Work to be completed => Check every line of the material below for the string "visible", and return the ones that have it.

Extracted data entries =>
--- Start ---

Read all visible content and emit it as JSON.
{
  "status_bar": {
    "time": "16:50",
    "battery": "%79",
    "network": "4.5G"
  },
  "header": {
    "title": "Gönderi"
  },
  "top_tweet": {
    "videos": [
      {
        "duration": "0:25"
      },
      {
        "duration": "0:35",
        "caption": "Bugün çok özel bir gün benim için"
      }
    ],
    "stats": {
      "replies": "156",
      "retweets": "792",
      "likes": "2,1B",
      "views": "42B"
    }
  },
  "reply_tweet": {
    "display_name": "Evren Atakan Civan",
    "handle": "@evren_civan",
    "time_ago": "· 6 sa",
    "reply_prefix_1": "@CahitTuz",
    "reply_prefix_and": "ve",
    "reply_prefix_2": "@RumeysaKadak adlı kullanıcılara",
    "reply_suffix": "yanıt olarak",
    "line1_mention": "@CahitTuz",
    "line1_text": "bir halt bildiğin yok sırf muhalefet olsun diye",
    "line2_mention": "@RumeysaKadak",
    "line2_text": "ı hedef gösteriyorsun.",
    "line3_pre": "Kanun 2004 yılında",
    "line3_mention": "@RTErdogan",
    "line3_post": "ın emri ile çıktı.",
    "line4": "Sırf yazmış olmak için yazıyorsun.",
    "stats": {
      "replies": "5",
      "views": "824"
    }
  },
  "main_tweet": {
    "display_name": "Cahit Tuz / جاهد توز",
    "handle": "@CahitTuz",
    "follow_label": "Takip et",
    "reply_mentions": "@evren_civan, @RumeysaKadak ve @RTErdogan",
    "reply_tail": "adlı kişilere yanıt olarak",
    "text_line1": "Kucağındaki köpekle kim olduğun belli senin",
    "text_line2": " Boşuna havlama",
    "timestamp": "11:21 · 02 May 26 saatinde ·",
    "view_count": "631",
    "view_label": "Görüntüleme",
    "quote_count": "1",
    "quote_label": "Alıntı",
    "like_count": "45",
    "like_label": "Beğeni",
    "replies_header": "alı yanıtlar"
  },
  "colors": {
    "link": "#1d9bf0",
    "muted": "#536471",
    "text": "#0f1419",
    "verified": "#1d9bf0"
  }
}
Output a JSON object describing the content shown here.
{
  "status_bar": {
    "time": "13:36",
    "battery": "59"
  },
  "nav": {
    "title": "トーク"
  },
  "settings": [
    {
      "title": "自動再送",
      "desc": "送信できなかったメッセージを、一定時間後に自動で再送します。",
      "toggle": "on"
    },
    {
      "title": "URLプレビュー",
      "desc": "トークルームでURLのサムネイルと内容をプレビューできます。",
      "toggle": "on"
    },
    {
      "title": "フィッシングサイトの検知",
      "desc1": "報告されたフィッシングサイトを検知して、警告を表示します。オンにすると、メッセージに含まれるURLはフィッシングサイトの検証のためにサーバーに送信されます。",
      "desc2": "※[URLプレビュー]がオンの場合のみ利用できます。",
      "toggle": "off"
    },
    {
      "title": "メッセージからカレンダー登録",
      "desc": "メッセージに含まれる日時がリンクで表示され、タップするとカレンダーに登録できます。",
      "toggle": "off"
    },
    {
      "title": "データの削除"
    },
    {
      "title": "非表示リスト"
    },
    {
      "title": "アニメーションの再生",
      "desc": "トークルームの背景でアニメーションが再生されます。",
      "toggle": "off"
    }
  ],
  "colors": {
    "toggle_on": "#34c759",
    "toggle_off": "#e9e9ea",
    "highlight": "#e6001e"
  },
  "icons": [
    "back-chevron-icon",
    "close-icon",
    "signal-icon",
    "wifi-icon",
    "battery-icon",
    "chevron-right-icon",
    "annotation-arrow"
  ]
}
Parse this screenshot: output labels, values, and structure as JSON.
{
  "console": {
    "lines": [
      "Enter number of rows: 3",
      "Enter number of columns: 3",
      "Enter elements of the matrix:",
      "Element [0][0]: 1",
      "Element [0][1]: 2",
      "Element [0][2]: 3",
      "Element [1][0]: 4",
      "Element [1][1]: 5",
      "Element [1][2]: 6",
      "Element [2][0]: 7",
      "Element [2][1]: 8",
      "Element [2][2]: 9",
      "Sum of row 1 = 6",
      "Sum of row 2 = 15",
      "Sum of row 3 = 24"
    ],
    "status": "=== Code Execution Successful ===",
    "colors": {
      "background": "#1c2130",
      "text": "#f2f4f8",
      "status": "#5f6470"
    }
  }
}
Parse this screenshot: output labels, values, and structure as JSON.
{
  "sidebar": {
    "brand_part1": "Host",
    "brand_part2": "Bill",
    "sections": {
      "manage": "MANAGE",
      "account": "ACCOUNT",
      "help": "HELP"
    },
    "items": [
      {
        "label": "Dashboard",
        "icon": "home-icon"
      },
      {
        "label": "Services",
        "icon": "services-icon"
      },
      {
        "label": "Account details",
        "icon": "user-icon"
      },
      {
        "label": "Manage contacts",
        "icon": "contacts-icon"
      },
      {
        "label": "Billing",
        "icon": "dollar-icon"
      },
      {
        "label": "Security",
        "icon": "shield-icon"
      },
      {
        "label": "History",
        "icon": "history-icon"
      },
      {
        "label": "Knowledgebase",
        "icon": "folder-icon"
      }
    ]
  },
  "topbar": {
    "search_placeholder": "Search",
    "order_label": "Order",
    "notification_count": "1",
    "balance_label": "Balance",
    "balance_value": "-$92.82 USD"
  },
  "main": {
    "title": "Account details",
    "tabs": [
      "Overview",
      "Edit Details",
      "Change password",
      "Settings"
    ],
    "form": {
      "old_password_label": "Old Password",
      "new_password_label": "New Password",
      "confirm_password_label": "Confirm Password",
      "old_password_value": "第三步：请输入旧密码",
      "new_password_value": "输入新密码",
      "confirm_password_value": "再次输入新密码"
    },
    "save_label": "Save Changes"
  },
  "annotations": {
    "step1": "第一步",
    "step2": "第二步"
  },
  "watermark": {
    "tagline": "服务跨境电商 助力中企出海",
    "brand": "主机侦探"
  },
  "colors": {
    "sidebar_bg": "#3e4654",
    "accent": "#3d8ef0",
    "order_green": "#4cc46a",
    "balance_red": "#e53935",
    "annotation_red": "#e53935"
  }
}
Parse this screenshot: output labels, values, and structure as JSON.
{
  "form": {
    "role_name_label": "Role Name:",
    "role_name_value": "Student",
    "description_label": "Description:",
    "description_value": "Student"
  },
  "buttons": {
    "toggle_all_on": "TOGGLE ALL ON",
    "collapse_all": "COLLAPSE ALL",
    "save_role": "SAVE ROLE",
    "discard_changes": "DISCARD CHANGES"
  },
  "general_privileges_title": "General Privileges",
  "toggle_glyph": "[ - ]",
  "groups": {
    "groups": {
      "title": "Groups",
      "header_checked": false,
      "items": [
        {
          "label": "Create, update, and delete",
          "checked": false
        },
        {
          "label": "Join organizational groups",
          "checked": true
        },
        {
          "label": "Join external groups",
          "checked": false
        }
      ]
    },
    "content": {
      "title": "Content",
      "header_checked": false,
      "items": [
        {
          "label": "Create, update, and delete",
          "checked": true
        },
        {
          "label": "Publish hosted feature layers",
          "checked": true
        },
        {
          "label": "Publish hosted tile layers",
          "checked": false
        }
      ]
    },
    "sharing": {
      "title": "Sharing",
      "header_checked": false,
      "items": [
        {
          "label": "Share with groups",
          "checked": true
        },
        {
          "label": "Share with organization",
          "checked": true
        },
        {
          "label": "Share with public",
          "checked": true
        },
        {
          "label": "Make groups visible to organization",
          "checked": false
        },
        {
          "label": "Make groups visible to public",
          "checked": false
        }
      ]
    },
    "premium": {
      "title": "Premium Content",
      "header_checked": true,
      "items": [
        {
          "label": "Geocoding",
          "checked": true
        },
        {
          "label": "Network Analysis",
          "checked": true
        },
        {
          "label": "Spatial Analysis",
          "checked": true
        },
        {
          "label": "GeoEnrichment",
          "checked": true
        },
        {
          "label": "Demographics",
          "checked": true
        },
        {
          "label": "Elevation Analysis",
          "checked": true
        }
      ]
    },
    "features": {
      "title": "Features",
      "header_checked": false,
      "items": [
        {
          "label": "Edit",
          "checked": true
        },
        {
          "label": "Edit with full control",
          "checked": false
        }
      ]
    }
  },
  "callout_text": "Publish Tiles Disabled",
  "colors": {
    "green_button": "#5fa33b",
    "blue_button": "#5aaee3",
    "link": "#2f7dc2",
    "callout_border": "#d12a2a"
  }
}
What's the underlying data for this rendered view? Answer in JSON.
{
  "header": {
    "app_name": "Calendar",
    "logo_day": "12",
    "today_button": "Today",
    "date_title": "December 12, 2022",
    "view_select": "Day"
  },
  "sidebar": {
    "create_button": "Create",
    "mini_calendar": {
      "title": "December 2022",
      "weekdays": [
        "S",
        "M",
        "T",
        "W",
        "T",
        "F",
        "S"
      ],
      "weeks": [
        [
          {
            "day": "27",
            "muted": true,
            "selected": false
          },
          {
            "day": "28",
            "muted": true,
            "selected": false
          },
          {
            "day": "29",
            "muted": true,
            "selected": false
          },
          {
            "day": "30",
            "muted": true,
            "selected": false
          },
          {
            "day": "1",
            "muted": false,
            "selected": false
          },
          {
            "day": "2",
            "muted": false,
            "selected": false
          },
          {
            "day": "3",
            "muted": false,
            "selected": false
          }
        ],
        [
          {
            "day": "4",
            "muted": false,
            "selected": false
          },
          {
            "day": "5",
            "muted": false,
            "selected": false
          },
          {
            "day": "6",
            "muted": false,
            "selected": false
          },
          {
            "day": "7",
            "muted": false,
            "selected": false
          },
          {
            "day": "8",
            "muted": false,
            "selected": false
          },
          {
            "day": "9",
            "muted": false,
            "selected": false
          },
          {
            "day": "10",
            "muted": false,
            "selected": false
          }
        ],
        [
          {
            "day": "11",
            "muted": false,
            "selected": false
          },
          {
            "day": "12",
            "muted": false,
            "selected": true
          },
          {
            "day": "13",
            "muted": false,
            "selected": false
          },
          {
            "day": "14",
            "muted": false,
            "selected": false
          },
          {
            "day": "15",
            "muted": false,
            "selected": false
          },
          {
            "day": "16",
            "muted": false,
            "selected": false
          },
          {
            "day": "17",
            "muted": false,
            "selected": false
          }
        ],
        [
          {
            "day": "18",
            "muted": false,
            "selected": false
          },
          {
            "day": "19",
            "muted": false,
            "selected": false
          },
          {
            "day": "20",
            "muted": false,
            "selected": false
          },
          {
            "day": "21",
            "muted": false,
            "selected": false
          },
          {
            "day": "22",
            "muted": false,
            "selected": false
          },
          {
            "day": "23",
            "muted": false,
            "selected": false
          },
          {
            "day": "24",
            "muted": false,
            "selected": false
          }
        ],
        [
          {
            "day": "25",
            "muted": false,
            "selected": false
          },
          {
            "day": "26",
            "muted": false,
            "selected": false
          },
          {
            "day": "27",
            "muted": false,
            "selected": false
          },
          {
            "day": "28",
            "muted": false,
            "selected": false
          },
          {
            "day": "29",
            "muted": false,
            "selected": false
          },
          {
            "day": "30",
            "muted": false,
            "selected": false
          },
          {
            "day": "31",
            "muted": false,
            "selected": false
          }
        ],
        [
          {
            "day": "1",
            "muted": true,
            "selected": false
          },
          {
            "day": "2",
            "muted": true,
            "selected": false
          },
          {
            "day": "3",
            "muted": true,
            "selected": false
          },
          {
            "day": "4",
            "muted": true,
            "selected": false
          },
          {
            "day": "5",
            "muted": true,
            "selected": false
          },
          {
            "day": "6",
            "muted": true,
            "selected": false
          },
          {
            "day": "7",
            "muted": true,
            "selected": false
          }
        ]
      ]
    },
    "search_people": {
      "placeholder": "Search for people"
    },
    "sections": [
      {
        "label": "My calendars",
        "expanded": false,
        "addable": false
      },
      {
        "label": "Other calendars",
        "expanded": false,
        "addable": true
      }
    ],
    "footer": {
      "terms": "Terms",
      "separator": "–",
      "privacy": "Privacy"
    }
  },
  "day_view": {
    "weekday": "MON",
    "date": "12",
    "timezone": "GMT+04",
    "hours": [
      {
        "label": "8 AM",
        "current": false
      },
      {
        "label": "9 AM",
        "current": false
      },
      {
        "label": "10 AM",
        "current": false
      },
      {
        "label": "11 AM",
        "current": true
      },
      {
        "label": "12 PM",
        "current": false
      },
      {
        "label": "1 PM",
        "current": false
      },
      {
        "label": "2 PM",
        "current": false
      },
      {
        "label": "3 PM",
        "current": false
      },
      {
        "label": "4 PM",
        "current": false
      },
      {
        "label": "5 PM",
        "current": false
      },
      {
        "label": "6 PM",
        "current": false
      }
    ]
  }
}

--- End ---

Task response =>
Read all visible content and emit it as JSON.
          "label": "Make groups visible to organization",
          "label": "Make groups visible to public",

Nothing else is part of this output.